> **TASK PROMPT**
Pick out all lines of the entries that include the word "order" and copy them.

=== EXCERPTED DATA ===

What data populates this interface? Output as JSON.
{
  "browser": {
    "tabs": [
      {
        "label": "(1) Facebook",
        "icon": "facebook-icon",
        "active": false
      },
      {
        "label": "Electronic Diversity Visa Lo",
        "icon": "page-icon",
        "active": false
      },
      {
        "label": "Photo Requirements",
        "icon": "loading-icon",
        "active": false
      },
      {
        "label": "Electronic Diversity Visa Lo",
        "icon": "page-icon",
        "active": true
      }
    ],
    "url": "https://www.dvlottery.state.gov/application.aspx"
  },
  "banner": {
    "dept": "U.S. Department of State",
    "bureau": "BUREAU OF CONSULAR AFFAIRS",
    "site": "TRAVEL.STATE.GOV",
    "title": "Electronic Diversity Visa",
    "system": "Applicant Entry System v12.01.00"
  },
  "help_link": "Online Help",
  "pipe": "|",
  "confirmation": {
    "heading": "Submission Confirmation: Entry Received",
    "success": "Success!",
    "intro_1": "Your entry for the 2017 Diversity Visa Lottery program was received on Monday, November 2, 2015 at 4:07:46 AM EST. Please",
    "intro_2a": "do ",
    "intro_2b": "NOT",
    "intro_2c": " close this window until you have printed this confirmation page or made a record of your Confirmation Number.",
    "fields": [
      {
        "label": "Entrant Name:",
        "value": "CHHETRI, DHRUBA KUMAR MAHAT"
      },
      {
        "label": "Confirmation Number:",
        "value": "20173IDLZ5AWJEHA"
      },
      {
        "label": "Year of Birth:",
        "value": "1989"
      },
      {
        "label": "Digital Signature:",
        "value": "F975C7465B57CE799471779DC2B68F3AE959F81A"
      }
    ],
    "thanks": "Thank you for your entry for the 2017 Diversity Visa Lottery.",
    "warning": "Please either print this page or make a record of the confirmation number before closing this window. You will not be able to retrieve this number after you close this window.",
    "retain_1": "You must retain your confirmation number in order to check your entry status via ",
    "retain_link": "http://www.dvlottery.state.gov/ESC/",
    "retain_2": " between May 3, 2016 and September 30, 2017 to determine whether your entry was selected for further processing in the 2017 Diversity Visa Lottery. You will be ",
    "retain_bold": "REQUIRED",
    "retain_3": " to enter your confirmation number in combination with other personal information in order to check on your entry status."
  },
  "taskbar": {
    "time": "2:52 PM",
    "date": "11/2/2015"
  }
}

===

> **COMPLETE ANSWER**
    "retain_1": "You must retain your confirmation number in order to check your entry status via ",
    "retain_3": " to enter your confirmation number in combination with other personal information in order to check on your entry status."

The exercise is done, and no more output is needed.